* Entries from a dataset:
----------

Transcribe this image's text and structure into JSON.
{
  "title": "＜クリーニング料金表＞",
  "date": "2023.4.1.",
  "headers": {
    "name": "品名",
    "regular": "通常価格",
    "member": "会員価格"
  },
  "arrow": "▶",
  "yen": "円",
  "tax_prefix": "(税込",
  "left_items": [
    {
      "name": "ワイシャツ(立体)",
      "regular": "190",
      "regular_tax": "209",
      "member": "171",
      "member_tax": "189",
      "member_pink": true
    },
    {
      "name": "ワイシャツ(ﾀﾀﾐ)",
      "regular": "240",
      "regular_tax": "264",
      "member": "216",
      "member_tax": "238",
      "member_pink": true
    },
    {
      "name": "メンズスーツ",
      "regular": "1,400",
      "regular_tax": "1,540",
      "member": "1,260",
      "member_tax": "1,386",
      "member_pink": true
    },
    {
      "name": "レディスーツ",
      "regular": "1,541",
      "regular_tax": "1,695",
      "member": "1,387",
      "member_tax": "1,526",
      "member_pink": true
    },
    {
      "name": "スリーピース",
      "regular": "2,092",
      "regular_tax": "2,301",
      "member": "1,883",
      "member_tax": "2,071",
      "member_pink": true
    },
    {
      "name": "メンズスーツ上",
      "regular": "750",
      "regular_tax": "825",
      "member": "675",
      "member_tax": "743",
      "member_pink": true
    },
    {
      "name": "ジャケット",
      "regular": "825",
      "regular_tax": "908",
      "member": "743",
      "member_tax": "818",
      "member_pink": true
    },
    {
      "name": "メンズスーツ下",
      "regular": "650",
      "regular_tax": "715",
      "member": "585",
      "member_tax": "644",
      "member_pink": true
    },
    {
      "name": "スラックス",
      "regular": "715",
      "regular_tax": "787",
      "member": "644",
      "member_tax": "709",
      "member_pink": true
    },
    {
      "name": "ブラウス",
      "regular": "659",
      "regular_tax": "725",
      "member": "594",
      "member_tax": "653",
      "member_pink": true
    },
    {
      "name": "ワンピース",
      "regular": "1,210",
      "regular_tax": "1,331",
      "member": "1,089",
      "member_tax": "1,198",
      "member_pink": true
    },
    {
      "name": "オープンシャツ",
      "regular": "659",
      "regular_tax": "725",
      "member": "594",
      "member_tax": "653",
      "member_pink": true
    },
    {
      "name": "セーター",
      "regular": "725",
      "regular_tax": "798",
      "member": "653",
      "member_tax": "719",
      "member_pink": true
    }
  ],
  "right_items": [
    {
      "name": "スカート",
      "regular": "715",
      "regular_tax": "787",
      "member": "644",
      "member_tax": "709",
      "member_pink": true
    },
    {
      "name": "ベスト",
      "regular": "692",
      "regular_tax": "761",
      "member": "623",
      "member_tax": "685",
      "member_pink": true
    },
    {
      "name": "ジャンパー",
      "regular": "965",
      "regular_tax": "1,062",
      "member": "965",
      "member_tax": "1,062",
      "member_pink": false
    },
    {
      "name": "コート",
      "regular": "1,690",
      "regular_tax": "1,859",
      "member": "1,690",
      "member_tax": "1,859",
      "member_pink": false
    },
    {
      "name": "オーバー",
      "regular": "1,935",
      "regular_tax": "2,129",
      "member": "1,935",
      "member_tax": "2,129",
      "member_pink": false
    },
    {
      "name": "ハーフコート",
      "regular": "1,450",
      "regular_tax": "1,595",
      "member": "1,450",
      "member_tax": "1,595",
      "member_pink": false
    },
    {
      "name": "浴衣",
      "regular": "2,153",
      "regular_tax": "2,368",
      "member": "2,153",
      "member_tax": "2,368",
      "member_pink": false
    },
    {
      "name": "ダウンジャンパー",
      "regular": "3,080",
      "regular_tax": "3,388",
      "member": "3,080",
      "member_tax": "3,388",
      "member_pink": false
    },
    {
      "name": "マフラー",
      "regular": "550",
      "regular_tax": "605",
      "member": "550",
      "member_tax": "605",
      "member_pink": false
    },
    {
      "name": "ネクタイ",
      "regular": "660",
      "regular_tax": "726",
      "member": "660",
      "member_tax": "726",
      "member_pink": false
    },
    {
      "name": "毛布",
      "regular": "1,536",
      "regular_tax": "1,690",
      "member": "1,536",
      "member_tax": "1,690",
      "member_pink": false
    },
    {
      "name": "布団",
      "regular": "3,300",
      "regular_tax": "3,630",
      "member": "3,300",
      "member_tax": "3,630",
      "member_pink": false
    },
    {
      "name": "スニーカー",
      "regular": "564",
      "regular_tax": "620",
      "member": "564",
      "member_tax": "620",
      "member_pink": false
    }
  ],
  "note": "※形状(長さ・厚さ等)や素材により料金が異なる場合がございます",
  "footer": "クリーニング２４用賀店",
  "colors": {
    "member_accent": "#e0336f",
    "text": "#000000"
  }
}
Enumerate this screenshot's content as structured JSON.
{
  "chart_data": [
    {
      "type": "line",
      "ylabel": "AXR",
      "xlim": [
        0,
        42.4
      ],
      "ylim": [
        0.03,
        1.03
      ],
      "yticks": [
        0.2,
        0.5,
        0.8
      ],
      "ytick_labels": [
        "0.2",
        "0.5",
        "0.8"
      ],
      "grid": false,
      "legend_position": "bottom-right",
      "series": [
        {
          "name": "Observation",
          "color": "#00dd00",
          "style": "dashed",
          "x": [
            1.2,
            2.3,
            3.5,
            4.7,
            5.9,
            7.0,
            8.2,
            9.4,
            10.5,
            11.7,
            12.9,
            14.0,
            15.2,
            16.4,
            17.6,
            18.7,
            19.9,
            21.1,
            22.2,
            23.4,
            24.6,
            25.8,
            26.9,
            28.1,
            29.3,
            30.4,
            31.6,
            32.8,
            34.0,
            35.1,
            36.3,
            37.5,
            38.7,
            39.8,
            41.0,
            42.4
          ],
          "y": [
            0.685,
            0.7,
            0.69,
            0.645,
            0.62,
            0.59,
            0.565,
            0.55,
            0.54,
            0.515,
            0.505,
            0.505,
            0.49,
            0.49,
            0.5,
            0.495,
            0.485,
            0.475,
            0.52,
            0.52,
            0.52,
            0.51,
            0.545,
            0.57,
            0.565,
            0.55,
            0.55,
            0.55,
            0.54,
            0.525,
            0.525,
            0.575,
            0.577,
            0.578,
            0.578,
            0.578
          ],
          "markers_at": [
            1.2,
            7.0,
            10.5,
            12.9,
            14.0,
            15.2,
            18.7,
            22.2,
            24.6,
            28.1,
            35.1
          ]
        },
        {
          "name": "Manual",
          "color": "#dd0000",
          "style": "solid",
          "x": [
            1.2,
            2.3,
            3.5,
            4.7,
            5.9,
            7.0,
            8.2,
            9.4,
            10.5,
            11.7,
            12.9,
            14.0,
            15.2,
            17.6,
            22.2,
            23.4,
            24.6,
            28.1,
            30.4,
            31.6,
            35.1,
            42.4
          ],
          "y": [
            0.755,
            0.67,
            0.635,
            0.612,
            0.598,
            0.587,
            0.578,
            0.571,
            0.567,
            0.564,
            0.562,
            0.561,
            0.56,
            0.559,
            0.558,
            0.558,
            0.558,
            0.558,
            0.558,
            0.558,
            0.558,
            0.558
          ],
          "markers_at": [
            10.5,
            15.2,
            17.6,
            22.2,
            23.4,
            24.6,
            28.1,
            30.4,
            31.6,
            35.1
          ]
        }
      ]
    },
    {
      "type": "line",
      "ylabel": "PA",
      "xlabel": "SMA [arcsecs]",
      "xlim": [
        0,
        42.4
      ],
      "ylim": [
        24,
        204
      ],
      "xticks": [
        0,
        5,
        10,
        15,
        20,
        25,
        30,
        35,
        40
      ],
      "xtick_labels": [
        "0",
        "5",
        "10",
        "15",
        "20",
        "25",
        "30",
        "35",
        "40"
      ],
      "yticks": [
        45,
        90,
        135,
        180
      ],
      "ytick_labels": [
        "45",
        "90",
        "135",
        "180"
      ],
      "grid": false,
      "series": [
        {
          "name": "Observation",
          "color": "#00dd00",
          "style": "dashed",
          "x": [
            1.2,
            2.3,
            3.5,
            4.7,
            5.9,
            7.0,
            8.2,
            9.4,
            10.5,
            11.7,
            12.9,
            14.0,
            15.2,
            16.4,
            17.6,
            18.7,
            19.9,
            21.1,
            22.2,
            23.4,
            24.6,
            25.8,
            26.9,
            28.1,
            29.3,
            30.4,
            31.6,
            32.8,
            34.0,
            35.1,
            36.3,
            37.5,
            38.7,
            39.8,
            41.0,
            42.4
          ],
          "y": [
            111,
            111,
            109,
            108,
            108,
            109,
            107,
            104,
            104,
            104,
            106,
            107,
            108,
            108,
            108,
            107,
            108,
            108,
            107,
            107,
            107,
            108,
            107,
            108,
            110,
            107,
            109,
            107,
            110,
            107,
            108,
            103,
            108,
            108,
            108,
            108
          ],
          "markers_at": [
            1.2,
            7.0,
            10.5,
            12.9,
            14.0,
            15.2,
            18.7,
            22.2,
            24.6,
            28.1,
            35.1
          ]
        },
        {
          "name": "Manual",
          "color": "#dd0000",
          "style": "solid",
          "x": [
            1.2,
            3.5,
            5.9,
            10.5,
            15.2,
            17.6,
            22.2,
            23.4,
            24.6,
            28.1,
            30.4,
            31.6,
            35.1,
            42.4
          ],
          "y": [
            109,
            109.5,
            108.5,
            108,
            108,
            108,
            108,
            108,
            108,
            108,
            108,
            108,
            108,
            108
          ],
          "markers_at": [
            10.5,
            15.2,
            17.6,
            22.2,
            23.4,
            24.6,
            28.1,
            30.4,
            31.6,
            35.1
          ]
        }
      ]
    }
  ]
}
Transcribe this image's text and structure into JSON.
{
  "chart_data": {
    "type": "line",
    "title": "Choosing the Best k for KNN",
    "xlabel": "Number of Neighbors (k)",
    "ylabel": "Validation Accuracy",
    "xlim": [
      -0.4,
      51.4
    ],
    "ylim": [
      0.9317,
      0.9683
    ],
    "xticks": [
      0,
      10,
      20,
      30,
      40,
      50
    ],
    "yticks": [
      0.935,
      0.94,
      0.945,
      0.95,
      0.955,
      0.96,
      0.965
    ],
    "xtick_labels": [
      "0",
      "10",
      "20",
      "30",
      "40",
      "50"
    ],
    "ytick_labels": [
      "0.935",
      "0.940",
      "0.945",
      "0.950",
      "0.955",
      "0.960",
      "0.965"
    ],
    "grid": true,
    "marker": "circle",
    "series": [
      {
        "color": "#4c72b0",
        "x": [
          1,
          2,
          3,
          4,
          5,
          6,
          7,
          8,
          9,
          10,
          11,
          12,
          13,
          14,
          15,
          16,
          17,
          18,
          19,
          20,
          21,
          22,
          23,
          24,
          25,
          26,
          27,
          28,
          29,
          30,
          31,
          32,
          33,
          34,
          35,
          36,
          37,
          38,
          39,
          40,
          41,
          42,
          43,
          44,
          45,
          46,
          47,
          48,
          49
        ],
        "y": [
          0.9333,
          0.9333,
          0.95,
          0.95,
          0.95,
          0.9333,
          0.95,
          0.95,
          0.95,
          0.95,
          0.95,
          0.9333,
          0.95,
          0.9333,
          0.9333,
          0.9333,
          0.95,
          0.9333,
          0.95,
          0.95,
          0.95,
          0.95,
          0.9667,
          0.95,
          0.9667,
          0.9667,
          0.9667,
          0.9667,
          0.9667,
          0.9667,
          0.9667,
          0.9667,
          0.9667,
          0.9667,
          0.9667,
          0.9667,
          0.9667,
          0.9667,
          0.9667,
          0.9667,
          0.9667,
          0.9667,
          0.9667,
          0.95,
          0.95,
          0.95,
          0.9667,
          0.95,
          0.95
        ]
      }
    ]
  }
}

----------

* WHAT TO DO: Check each line above for the word "ylabel" and copy the ones that have it.

* SOLUTION:
      "ylabel": "AXR",
      "ylabel": "PA",
    "ylabel": "Validation Accuracy",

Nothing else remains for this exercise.